Problem details
Could every line of the data be printed exactly as it reads?
--- START ---
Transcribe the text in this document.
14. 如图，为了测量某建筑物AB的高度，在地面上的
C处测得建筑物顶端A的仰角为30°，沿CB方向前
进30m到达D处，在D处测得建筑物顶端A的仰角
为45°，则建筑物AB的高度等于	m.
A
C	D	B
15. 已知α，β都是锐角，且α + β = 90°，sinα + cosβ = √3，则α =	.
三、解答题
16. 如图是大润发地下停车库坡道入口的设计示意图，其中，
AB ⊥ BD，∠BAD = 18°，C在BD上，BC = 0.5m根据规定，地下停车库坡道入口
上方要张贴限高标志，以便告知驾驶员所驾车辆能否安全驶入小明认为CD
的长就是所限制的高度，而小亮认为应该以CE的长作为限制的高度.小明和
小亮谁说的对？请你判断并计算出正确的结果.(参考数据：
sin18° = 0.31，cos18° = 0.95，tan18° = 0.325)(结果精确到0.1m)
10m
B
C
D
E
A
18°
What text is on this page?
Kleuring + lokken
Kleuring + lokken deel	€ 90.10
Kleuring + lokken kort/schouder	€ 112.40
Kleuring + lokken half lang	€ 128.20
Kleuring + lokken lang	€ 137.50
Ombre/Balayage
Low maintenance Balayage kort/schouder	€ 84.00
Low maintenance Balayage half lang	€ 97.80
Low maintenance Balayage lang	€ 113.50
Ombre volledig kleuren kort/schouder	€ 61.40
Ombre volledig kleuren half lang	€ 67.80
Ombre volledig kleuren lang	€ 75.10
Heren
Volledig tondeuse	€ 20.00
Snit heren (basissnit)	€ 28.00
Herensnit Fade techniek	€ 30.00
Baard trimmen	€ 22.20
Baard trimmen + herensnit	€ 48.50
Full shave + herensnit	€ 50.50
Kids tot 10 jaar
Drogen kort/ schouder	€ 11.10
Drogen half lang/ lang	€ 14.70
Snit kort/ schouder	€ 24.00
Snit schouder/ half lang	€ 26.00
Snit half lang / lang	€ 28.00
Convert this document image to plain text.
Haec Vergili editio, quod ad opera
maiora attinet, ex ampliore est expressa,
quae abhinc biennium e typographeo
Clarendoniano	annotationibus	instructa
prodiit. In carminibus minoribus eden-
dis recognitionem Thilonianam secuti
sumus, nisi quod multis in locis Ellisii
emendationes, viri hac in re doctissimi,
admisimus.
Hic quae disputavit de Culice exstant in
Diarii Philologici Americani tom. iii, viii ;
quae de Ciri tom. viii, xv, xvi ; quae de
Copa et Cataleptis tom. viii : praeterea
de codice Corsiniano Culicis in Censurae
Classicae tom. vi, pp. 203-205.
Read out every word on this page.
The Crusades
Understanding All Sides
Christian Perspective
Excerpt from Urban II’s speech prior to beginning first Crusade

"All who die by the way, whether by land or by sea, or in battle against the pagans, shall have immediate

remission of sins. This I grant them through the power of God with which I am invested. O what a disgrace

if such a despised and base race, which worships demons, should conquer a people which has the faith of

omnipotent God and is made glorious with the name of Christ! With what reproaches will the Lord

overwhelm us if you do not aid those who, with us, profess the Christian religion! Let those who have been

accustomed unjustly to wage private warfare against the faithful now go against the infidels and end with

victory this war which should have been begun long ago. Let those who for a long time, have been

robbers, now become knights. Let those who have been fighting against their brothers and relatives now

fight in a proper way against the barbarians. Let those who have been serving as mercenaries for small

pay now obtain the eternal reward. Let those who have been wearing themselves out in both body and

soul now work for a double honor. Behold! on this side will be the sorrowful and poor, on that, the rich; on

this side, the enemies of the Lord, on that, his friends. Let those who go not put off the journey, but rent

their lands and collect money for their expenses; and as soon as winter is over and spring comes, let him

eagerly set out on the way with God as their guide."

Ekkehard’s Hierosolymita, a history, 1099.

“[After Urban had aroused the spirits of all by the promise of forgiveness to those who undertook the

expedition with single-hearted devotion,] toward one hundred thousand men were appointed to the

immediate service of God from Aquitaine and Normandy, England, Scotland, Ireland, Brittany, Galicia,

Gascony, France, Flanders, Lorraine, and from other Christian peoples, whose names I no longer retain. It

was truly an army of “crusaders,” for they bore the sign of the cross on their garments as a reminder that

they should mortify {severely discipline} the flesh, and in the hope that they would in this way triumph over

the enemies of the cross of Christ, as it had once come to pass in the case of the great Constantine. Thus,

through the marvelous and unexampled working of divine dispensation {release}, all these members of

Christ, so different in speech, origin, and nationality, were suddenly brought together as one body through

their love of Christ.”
--- END ---
Task response
Transcribe the text in this document.
14. 如图，为了测量某建筑物AB的高度，在地面上的
C处测得建筑物顶端A的仰角为30°，沿CB方向前
进30m到达D处，在D处测得建筑物顶端A的仰角
为45°，则建筑物AB的高度等于	m.
A
C	D	B
15. 已知α，β都是锐角，且α + β = 90°，sinα + cosβ = √3，则α =	.
三、解答题
16. 如图是大润发地下停车库坡道入口的设计示意图，其中，
AB ⊥ BD，∠BAD = 18°，C在BD上，BC = 0.5m根据规定，地下停车库坡道入口
上方要张贴限高标志，以便告知驾驶员所驾车辆能否安全驶入小明认为CD
的长就是所限制的高度，而小亮认为应该以CE的长作为限制的高度.小明和
小亮谁说的对？请你判断并计算出正确的结果.(参考数据：
sin18° = 0.31，cos18° = 0.95，tan18° = 0.325)(结果精确到0.1m)
10m
B
C
D
E
A
18°
What text is on this page?
Kleuring + lokken
Kleuring + lokken deel	€ 90.10
Kleuring + lokken kort/schouder	€ 112.40
Kleuring + lokken half lang	€ 128.20
Kleuring + lokken lang	€ 137.50
Ombre/Balayage
Low maintenance Balayage kort/schouder	€ 84.00
Low maintenance Balayage half lang	€ 97.80
Low maintenance Balayage lang	€ 113.50
Ombre volledig kleuren kort/schouder	€ 61.40
Ombre volledig kleuren half lang	€ 67.80
Ombre volledig kleuren lang	€ 75.10
Heren
Volledig tondeuse	€ 20.00
Snit heren (basissnit)	€ 28.00
Herensnit Fade techniek	€ 30.00
Baard trimmen	€ 22.20
Baard trimmen + herensnit	€ 48.50
Full shave + herensnit	€ 50.50
Kids tot 10 jaar
Drogen kort/ schouder	€ 11.10
Drogen half lang/ lang	€ 14.70
Snit kort/ schouder	€ 24.00
Snit schouder/ half lang	€ 26.00
Snit half lang / lang	€ 28.00
Convert this document image to plain text.
Haec Vergili editio, quod ad opera
maiora attinet, ex ampliore est expressa,
quae abhinc biennium e typographeo
Clarendoniano	annotationibus	instructa
prodiit. In carminibus minoribus eden-
dis recognitionem Thilonianam secuti
sumus, nisi quod multis in locis Ellisii
emendationes, viri hac in re doctissimi,
admisimus.
Hic quae disputavit de Culice exstant in
Diarii Philologici Americani tom. iii, viii ;
quae de Ciri tom. viii, xv, xvi ; quae de
Copa et Cataleptis tom. viii : praeterea
de codice Corsiniano Culicis in Censurae
Classicae tom. vi, pp. 203-205.
Read out every word on this page.
The Crusades
Understanding All Sides
Christian Perspective
Excerpt from Urban II’s speech prior to beginning first Crusade

"All who die by the way, whether by land or by sea, or in battle against the pagans, shall have immediate

remission of sins. This I grant them through the power of God with which I am invested. O what a disgrace

if such a despised and base race, which worships demons, should conquer a people which has the faith of

omnipotent God and is made glorious with the name of Christ! With what reproaches will the Lord

overwhelm us if you do not aid those who, with us, profess the Christian religion! Let those who have been

accustomed unjustly to wage private warfare against the faithful now go against the infidels and end with

victory this war which should have been begun long ago. Let those who for a long time, have been

robbers, now become knights. Let those who have been fighting against their brothers and relatives now

fight in a proper way against the barbarians. Let those who have been serving as mercenaries for small

pay now obtain the eternal reward. Let those who have been wearing themselves out in both body and

soul now work for a double honor. Behold! on this side will be the sorrowful and poor, on that, the rich; on

this side, the enemies of the Lord, on that, his friends. Let those who go not put off the journey, but rent

their lands and collect money for their expenses; and as soon as winter is over and spring comes, let him

eagerly set out on the way with God as their guide."

Ekkehard’s Hierosolymita, a history, 1099.

“[After Urban had aroused the spirits of all by the promise of forgiveness to those who undertook the

expedition with single-hearted devotion,] toward one hundred thousand men were appointed to the

immediate service of God from Aquitaine and Normandy, England, Scotland, Ireland, Brittany, Galicia,

Gascony, France, Flanders, Lorraine, and from other Christian peoples, whose names I no longer retain. It

was truly an army of “crusaders,” for they bore the sign of the cross on their garments as a reminder that

they should mortify {severely discipline} the flesh, and in the hope that they would in this way triumph over

the enemies of the cross of Christ, as it had once come to pass in the case of the great Constantine. Thus,

through the marvelous and unexampled working of divine dispensation {release}, all these members of

Christ, so different in speech, origin, and nationality, were suddenly brought together as one body through

their love of Christ.”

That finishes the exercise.